=== RECORDS FOR THIS TASK ===

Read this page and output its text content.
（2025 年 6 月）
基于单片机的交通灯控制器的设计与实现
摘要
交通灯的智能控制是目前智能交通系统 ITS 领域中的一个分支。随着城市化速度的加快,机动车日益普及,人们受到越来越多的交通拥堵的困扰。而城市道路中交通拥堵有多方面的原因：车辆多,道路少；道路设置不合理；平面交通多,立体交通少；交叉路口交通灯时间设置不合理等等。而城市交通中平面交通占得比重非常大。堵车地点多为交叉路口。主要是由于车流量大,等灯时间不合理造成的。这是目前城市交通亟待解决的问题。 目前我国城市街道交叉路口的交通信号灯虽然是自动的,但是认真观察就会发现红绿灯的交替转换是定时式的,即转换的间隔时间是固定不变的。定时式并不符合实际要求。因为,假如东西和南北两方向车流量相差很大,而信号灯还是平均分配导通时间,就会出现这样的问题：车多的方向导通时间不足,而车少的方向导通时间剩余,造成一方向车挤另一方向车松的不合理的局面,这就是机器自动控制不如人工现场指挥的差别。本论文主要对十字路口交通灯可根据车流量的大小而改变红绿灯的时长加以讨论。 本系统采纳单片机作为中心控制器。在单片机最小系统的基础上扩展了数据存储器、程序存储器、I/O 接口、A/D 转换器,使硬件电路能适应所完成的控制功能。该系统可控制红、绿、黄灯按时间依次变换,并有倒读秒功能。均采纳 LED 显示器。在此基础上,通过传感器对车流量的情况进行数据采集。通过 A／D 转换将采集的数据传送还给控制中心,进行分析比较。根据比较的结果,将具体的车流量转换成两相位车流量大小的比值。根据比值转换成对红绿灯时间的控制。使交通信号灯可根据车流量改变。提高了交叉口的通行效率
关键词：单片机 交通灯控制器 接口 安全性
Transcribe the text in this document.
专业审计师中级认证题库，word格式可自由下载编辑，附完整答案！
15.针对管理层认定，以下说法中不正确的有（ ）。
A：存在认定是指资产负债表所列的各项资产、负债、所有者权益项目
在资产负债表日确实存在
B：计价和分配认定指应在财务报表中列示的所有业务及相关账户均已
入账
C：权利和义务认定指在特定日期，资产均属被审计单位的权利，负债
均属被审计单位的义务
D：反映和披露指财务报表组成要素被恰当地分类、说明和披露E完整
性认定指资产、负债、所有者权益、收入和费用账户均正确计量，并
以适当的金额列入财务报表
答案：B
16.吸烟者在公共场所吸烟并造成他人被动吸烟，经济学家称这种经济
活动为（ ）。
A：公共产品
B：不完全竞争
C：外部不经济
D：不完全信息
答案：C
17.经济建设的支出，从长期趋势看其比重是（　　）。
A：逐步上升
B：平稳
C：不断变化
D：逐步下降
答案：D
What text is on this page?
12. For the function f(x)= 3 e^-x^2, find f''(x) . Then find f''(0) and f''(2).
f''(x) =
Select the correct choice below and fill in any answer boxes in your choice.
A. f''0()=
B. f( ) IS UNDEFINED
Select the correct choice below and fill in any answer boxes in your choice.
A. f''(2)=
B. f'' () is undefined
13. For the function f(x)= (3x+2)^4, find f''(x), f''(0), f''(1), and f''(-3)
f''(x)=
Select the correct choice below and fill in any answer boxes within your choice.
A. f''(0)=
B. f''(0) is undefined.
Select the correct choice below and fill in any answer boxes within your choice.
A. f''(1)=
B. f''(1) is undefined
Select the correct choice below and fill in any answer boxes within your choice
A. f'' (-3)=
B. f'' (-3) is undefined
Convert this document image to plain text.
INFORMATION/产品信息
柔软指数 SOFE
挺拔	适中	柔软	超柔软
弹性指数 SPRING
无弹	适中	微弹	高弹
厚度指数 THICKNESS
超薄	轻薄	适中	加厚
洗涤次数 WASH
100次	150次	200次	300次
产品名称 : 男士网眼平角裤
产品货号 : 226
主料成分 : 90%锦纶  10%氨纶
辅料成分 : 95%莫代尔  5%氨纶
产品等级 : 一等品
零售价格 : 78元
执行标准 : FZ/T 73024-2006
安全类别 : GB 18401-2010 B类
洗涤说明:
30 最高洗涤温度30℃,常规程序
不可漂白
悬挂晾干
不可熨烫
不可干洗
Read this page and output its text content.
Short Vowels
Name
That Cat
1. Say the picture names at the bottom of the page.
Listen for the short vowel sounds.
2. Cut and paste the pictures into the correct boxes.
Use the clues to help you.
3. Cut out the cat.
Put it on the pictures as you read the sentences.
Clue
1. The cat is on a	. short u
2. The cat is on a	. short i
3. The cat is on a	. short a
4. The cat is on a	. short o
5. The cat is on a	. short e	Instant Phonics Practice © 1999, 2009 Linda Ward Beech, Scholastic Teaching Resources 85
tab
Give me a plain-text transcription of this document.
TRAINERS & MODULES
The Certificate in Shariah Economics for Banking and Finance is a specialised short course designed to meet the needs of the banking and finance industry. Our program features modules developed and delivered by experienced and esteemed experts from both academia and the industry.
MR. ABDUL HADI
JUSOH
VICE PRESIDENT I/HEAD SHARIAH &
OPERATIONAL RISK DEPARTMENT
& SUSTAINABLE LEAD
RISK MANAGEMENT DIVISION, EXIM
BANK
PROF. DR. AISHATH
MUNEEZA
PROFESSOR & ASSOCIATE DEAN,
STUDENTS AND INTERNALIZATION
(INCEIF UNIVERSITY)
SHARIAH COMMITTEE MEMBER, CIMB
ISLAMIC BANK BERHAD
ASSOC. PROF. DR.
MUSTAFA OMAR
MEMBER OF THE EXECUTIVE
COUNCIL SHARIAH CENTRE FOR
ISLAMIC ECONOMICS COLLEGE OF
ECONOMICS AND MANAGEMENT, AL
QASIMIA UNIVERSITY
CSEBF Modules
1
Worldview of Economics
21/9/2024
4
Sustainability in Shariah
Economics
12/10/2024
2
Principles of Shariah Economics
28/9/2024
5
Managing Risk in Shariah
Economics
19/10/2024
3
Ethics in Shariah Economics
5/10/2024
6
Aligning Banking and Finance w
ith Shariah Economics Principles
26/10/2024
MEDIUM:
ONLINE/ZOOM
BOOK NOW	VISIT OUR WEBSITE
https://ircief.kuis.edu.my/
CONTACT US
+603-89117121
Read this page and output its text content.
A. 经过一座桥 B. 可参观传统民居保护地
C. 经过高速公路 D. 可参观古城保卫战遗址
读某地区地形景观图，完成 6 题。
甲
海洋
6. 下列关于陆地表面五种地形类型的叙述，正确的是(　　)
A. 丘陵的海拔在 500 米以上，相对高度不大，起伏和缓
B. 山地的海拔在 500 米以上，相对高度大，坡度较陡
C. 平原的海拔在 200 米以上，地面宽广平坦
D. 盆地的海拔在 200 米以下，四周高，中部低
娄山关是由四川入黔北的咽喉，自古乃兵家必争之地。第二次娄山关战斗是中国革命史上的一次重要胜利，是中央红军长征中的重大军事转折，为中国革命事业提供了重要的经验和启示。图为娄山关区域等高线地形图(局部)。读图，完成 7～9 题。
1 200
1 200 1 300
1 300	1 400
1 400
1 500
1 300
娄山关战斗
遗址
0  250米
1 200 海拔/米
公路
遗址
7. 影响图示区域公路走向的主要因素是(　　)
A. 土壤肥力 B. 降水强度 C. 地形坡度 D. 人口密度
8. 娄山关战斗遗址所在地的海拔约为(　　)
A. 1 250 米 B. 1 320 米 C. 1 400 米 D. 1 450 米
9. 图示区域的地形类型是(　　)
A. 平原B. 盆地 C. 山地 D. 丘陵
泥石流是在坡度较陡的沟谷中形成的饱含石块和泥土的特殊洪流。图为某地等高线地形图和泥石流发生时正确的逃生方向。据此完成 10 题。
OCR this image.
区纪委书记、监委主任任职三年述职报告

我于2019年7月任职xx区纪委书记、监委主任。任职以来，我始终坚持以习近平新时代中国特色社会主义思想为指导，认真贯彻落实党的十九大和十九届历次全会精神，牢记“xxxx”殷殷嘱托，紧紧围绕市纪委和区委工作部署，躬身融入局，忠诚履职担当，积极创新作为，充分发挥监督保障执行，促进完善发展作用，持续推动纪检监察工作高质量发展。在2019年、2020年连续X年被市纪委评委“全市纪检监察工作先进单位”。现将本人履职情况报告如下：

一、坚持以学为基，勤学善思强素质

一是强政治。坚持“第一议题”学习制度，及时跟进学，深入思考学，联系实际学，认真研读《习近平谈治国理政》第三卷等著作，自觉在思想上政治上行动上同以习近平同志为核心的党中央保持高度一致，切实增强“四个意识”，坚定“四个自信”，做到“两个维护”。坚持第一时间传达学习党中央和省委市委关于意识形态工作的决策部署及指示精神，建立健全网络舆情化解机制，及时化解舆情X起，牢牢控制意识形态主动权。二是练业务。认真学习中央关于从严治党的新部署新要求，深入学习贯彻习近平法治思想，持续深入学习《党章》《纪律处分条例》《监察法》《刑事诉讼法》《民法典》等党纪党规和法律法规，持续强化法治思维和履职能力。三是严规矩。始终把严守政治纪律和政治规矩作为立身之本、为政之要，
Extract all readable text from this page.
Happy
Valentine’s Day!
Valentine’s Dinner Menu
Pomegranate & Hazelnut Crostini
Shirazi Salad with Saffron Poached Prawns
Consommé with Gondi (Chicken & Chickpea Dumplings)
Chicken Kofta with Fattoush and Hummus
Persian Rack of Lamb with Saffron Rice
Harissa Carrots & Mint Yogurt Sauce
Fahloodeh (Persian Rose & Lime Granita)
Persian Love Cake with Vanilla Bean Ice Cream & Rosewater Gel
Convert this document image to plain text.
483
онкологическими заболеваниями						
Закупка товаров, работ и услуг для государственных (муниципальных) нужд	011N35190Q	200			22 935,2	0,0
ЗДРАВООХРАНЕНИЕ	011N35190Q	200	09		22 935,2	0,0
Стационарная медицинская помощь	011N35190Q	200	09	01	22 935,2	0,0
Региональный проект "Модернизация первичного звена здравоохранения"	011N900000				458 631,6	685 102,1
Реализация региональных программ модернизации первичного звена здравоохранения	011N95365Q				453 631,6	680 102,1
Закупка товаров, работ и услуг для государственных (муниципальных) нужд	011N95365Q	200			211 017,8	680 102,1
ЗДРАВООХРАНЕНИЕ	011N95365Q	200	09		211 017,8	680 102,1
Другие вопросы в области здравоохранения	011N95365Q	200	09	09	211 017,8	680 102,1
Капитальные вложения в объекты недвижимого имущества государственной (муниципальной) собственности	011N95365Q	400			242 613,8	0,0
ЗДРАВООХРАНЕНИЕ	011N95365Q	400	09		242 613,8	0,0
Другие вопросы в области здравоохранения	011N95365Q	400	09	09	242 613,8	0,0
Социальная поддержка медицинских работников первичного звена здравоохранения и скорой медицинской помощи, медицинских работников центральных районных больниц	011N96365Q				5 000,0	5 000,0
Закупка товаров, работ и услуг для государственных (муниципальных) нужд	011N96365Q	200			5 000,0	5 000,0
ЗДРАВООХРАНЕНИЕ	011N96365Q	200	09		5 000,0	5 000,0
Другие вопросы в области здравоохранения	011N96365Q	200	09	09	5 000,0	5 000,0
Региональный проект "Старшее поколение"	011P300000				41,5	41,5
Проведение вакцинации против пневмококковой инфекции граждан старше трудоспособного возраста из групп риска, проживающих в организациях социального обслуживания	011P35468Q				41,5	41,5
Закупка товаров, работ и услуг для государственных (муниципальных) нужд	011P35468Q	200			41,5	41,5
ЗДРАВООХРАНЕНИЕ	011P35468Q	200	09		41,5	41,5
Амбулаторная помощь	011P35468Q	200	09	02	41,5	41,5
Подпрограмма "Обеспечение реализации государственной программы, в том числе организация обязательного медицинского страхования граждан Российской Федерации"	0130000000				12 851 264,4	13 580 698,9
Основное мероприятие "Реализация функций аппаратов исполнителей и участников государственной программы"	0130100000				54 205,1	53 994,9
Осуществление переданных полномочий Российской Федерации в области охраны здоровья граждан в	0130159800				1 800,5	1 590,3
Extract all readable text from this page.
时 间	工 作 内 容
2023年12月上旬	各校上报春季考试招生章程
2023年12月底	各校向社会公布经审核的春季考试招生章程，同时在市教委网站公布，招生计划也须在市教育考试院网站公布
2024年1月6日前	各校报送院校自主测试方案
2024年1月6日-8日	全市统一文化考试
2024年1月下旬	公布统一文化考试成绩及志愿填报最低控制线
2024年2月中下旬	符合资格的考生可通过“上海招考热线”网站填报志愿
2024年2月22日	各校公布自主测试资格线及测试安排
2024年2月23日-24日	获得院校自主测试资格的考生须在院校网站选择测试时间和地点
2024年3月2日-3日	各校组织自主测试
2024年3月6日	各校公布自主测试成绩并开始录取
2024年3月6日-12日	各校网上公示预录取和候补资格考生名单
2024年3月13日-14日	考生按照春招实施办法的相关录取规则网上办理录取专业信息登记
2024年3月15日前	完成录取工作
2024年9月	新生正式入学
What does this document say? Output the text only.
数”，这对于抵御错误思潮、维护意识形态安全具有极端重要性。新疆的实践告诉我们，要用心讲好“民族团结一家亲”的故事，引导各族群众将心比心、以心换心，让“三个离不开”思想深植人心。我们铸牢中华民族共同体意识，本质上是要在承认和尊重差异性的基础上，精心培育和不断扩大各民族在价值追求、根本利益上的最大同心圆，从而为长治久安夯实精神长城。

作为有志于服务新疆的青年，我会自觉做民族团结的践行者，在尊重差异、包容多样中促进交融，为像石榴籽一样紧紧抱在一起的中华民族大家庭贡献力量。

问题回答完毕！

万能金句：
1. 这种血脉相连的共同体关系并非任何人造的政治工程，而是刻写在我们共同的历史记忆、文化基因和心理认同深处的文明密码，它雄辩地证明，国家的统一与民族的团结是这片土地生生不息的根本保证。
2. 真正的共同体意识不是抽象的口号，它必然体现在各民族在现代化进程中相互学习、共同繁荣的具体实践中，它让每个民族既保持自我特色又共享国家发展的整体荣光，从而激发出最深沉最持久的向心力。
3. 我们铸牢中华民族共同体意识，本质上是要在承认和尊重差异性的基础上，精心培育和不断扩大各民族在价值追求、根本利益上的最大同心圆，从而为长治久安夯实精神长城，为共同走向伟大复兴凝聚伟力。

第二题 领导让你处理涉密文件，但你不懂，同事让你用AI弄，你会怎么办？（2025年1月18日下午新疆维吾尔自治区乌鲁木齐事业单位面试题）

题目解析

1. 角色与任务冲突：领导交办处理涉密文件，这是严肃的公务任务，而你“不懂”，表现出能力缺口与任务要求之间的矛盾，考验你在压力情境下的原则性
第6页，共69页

===

Copy every line of the material in which the word "find" occurs.

12. For the function f(x)= 3 e^-x^2, find f''(x) . Then find f''(0) and f''(2).
13. For the function f(x)= (3x+2)^4, find f''(x), f''(0), f''(1), and f''(-3)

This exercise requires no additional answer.